#### Record list ####

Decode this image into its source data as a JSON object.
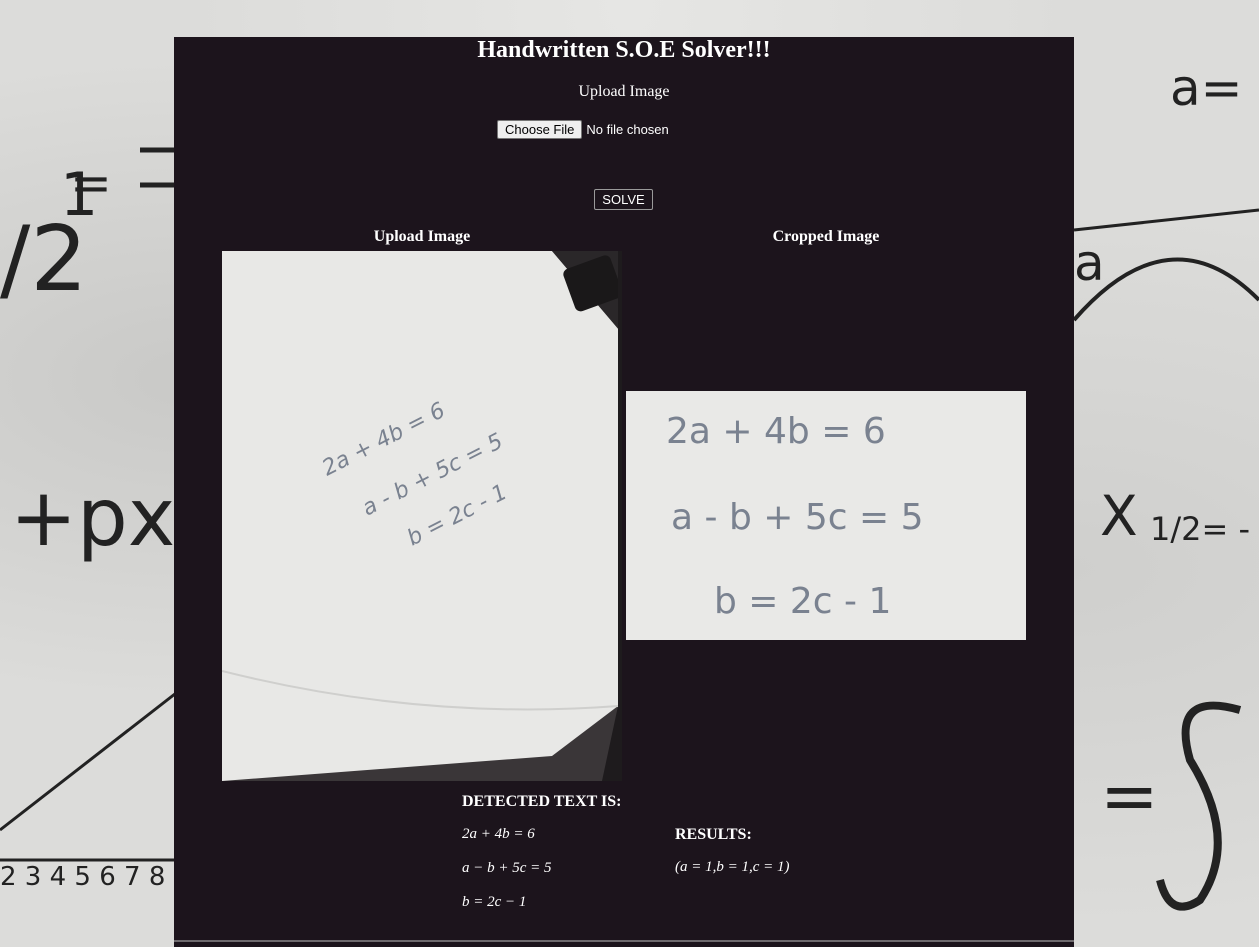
{
  "header": {
    "title": "Handwritten S.O.E Solver!!!"
  },
  "upload": {
    "label": "Upload Image",
    "choose_file_label": "Choose File",
    "file_status": "No file chosen"
  },
  "solve_button": {
    "label": "SOLVE"
  },
  "images": {
    "upload_title": "Upload Image",
    "cropped_title": "Cropped Image",
    "handwritten_equations": [
      "2a + 4b = 6",
      "a - b + 5c = 5",
      "b = 2c - 1"
    ]
  },
  "detected": {
    "title": "DETECTED TEXT IS:",
    "equations": [
      "2a + 4b = 6",
      "a − b + 5c = 5",
      "b = 2c − 1"
    ]
  },
  "results": {
    "title": "RESULTS:",
    "value": "(a = 1,b = 1,c = 1)"
  },
  "colors": {
    "panel": "#1c141c",
    "text": "#ffffff",
    "paper": "#e9e9e7"
  }
}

####

What you will do » Each record should be quoted exactly, with the images omitted.

Answer to this problem »
Decode this image into its source data as a JSON object.
{
  "header": {
    "title": "Handwritten S.O.E Solver!!!"
  },
  "upload": {
    "label": "Upload Image",
    "choose_file_label": "Choose File",
    "file_status": "No file chosen"
  },
  "solve_button": {
    "label": "SOLVE"
  },
  "images": {
    "upload_title": "Upload Image",
    "cropped_title": "Cropped Image",
    "handwritten_equations": [
      "2a + 4b = 6",
      "a - b + 5c = 5",
      "b = 2c - 1"
    ]
  },
  "detected": {
    "title": "DETECTED TEXT IS:",
    "equations": [
      "2a + 4b = 6",
      "a − b + 5c = 5",
      "b = 2c − 1"
    ]
  },
  "results": {
    "title": "RESULTS:",
    "value": "(a = 1,b = 1,c = 1)"
  },
  "colors": {
    "panel": "#1c141c",
    "text": "#ffffff",
    "paper": "#e9e9e7"
  }
}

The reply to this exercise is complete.